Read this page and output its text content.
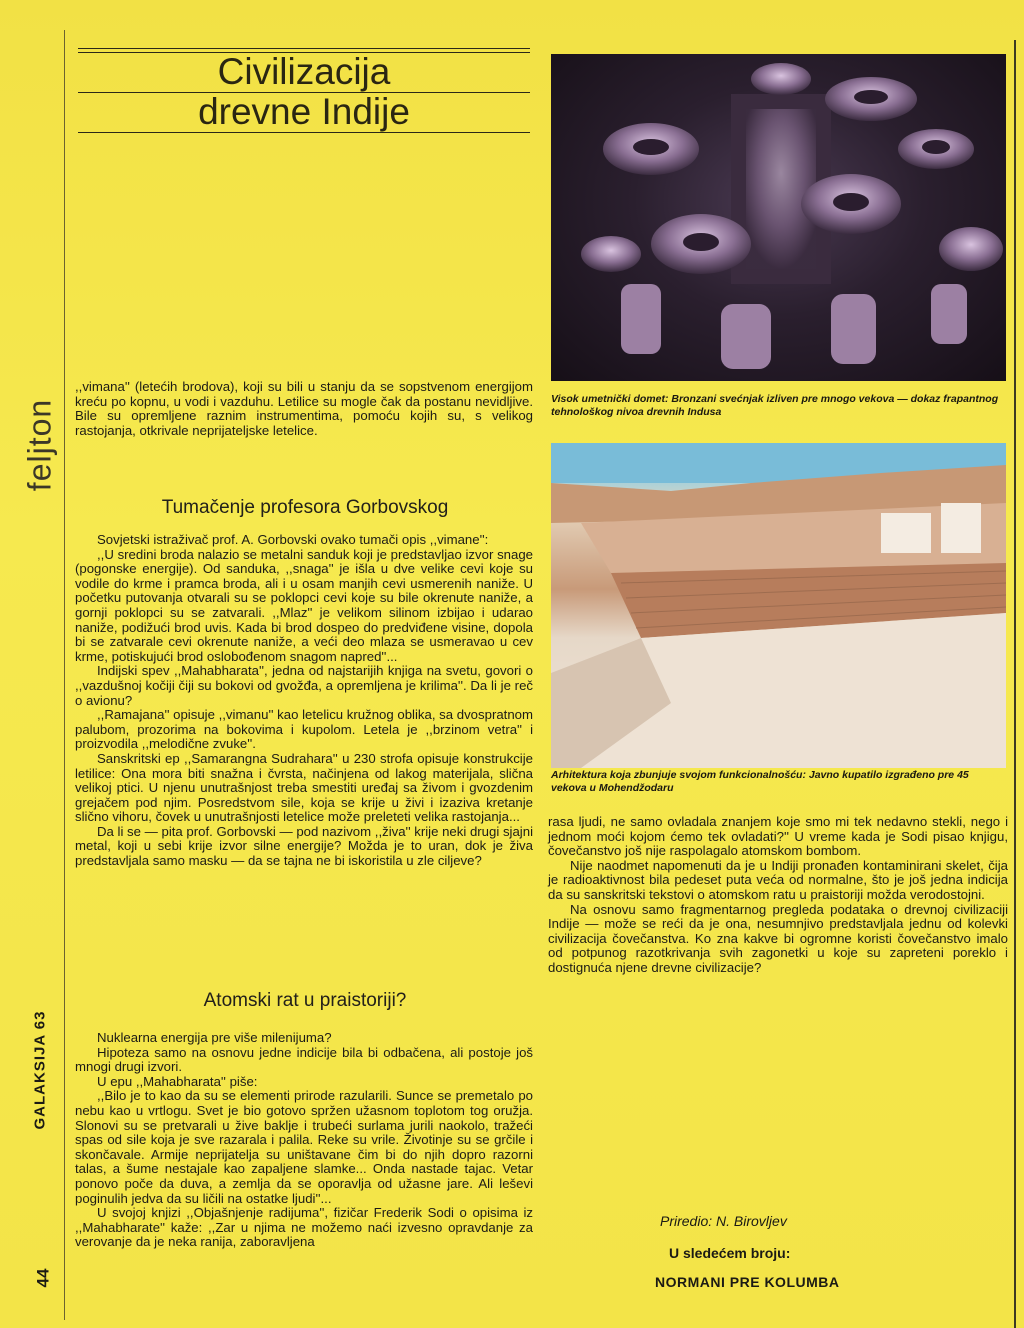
feljton
GALAKSIJA 63
44
Civilizacija
drevne Indije

,,vimana'' (letećih brodova), koji su bili u stanju da se sopstvenom energijom kreću po kopnu, u vodi i vazduhu. Letilice su mogle čak da postanu nevidljive. Bile su opremljene raznim instrumentima, pomoću kojih su, s velikog rastojanja, otkrivale neprijateljske letelice.

Tumačenje profesora Gorbovskog

Sovjetski istraživač prof. A. Gorbovski ovako tumači opis ,,vimane'':

,,U sredini broda nalazio se metalni sanduk koji je predstavljao izvor snage (pogonske energije). Od sanduka, ,,snaga'' je išla u dve velike cevi koje su vodile do krme i pramca broda, ali i u osam manjih cevi usmerenih naniže. U početku putovanja otvarali su se poklopci cevi koje su bile okrenute naniže, a gornji poklopci su se zatvarali. ,,Mlaz'' je velikom silinom izbijao i udarao naniže, podižući brod uvis. Kada bi brod dospeo do predviđene visine, dopola bi se zatvarale cevi okrenute naniže, a veći deo mlaza se usmeravao u cev krme, potiskujući brod oslobođenom snagom napred''...

Indijski spev ,,Mahabharata'', jedna od najstarijih knjiga na svetu, govori o ,,vazdušnoj kočiji čiji su bokovi od gvožđa, a opremljena je krilima''. Da li je reč o avionu?

,,Ramajana'' opisuje ,,vimanu'' kao letelicu kružnog oblika, sa dvospratnom palubom, prozorima na bokovima i kupolom. Letela je ,,brzinom vetra'' i proizvodila ,,melodične zvuke''.

Sanskritski ep ,,Samarangna Sudrahara'' u 230 strofa opisuje konstrukcije letilice: Ona mora biti snažna i čvrsta, načinjena od lakog materijala, slična velikoj ptici. U njenu unutrašnjost treba smestiti uređaj sa živom i gvozdenim grejačem pod njim. Posredstvom sile, koja se krije u živi i izaziva kretanje slično vihoru, čovek u unutrašnjosti letelice može preleteti velika rastojanja...

Da li se — pita prof. Gorbovski — pod nazivom ,,živa'' krije neki drugi sjajni metal, koji u sebi krije izvor silne energije? Možda je to uran, dok je živa predstavljala samo masku — da se tajna ne bi iskoristila u zle ciljeve?

Atomski rat u praistoriji?

Nuklearna energija pre više milenijuma?

Hipoteza samo na osnovu jedne indicije bila bi odbačena, ali postoje još mnogi drugi izvori.

U epu ,,Mahabharata'' piše:

,,Bilo je to kao da su se elementi prirode razularili. Sunce se premetalo po nebu kao u vrtlogu. Svet je bio gotovo spržen užasnom toplotom tog oružja. Slonovi su se pretvarali u žive baklje i trubeći surlama jurili naokolo, tražeći spas od sile koja je sve razarala i palila. Reke su vrile. Životinje su se grčile i skončavale. Armije neprijatelja su uništavane čim bi do njih dopro razorni talas, a šume nestajale kao zapaljene slamke... Onda nastade tajac. Vetar ponovo poče da duva, a zemlja da se oporavlja od užasne jare. Ali leševi poginulih jedva da su ličili na ostatke ljudi''...

U svojoj knjizi ,,Objašnjenje radijuma'', fizičar Frederik Sodi o opisima iz ,,Mahabharate'' kaže: ,,Zar u njima ne možemo naći izvesno opravdanje za verovanje da je neka ranija, zaboravljena

Visok umetnički domet: Bronzani svećnjak izliven pre mnogo vekova — dokaz frapantnog tehnološkog nivoa drevnih Indusa
Arhitektura koja zbunjuje svojom funkcionalnošću: Javno kupatilo izgrađeno pre 45 vekova u Mohendžodaru

rasa ljudi, ne samo ovladala znanjem koje smo mi tek nedavno stekli, nego i jednom moći kojom ćemo tek ovladati?'' U vreme kada je Sodi pisao knjigu, čovečanstvo još nije raspolagalo atomskom bombom.

Nije naodmet napomenuti da je u Indiji pronađen kontaminirani skelet, čija je radioaktivnost bila pedeset puta veća od normalne, što je još jedna indicija da su sanskritski tekstovi o atomskom ratu u praistoriji možda verodostojni.

Na osnovu samo fragmentarnog pregleda podataka o drevnoj civilizaciji Indije — može se reći da je ona, nesumnjivo predstavljala jednu od kolevki civilizacija čovečanstva. Ko zna kakve bi ogromne koristi čovečanstvo imalo od potpunog razotkrivanja svih zagonetki u koje su zapreteni poreklo i dostignuća njene drevne civilizacije?

Priredio: N. Birovljev
U sledećem broju:
NORMANI PRE KOLUMBA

#### TASK INSTRUCTIONS:
From the listing, copy every line where the string "jedna" appears.

#### OUTPUT OF THE TASK:
Indijski spev ,,Mahabharata'', jedna od najstarijih knjiga na svetu, govori o ,,vazdušnoj kočiji čiji su bokovi od gvožđa, a opremljena je krilima''. Da li je reč o avionu?
Nije naodmet napomenuti da je u Indiji pronađen kontaminirani skelet, čija je radioaktivnost bila pedeset puta veća od normalne, što je još jedna indicija da su sanskritski tekstovi o atomskom ratu u praistoriji možda verodostojni.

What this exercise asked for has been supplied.